Copy out each line that mentions the word "children".

ENTRIES SUPPLIED
+--
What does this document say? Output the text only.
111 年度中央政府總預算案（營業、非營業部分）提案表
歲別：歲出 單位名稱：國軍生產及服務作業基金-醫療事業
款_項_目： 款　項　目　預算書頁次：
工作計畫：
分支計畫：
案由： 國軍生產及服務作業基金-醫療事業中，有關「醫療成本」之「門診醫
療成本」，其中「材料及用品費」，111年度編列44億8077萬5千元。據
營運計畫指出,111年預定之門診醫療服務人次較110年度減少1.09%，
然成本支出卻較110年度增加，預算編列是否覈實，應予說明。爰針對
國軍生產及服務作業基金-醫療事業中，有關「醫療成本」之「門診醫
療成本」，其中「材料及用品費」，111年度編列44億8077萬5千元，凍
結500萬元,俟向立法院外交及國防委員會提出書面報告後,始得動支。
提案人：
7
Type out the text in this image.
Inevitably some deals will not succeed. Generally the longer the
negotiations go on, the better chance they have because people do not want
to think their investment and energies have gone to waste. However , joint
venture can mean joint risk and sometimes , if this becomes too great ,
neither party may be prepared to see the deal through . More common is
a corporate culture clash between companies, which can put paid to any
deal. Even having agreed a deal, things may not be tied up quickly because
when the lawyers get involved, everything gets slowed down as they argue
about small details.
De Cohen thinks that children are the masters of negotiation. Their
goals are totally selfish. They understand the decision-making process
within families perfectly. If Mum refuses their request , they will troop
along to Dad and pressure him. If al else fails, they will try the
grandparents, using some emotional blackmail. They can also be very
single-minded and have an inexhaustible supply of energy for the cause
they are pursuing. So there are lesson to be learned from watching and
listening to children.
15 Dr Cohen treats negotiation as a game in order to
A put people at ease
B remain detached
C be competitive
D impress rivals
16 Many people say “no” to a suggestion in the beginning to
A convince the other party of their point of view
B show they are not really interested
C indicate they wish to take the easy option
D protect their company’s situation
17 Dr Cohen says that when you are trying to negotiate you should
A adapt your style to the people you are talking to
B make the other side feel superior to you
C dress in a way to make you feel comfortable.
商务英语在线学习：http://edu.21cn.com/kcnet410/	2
+--
RESULT
De Cohen thinks that children are the masters of negotiation. Their
listening to children.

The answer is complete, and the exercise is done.